_Instructions to follow_.
Copy each line with the word "sports" in it.

# # # #

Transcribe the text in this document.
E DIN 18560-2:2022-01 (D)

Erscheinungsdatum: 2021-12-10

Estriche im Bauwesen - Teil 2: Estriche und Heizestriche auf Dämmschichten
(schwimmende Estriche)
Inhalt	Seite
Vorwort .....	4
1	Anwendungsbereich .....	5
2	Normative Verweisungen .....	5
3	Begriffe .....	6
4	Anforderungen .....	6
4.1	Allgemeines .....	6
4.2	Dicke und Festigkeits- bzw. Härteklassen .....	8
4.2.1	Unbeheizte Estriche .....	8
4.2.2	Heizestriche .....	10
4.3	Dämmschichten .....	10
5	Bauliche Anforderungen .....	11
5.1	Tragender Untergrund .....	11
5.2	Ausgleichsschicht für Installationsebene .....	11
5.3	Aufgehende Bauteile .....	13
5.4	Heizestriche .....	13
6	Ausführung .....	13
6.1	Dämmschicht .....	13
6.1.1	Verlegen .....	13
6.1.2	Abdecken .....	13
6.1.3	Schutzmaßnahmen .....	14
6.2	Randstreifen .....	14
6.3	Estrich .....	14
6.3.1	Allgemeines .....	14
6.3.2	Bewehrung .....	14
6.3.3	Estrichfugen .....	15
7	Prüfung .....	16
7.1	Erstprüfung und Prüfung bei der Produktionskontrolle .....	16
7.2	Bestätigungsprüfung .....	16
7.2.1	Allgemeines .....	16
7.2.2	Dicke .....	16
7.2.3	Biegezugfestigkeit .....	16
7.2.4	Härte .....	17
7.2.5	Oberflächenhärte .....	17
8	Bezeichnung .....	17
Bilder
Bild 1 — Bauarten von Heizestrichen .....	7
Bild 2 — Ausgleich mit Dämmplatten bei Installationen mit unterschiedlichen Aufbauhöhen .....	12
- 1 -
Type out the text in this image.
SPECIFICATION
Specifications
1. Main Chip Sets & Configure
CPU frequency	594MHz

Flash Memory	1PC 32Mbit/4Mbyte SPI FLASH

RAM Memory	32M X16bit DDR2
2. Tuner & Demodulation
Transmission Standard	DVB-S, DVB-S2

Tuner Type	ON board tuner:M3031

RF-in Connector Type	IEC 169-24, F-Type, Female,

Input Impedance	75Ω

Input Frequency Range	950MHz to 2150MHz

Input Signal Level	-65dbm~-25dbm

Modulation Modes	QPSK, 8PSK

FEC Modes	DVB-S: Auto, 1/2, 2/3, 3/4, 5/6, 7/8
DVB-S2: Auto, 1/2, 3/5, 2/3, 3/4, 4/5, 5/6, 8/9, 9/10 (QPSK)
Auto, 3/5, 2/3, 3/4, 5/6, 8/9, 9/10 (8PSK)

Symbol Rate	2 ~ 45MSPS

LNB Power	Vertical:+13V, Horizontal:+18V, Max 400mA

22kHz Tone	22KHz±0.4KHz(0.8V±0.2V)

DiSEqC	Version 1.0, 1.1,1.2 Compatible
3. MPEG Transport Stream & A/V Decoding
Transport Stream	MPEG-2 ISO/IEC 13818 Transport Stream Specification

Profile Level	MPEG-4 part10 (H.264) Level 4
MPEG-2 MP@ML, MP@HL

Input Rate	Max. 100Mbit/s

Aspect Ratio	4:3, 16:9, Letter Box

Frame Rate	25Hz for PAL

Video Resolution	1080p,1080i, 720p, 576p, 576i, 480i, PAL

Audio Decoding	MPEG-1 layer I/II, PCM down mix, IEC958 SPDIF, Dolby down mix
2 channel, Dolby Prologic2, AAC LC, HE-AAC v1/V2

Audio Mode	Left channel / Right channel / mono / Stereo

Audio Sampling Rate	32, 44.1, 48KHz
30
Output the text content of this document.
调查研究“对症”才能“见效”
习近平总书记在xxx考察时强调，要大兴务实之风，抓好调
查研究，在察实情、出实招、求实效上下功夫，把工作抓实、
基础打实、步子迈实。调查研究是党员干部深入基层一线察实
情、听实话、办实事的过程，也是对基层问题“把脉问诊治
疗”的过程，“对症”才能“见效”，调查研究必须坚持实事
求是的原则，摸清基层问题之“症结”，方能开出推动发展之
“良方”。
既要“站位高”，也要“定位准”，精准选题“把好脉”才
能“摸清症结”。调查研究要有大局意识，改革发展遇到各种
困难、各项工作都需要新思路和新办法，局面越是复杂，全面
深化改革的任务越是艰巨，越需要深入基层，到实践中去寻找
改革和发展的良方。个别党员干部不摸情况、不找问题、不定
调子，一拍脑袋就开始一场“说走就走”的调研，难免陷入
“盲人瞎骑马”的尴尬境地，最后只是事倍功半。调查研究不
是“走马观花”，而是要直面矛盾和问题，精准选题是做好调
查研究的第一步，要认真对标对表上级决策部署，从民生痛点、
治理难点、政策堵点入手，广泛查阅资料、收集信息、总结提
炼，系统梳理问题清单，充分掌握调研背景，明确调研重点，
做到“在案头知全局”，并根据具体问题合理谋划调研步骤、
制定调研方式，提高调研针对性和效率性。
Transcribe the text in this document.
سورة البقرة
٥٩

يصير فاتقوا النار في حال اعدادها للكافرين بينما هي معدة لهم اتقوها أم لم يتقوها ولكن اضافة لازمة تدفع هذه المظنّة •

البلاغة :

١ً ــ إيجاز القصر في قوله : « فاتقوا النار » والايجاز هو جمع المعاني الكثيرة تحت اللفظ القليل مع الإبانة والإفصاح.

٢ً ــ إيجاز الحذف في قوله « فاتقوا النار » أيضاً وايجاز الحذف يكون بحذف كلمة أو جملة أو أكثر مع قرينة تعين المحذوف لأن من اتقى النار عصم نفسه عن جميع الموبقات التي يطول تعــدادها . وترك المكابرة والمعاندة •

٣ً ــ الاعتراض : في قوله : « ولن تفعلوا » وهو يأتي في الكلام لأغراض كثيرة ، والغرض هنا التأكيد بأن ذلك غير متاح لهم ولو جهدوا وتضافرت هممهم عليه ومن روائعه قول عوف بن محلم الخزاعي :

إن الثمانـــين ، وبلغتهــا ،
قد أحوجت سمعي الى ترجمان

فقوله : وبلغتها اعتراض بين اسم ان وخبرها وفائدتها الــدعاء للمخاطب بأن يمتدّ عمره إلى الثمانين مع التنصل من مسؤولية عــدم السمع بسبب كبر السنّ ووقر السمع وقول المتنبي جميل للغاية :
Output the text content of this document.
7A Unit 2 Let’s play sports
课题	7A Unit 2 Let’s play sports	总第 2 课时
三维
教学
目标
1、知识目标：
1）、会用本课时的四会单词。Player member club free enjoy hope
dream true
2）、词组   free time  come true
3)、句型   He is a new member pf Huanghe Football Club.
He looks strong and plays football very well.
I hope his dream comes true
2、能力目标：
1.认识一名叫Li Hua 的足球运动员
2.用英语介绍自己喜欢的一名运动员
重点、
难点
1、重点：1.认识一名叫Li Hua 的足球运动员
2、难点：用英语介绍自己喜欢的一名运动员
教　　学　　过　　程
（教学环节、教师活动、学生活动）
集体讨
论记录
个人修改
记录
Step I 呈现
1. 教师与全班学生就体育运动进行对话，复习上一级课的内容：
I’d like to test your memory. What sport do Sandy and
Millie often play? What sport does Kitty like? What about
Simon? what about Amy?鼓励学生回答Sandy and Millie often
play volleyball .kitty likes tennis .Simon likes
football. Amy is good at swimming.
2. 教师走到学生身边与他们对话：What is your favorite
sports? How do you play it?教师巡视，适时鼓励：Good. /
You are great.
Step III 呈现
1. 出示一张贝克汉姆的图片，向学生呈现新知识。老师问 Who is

# # # #

_Final answer_.
7A Unit 2 Let’s play sports
课题	7A Unit 2 Let’s play sports	总第 2 课时
sports? How do you play it?教师巡视，适时鼓励：Good. /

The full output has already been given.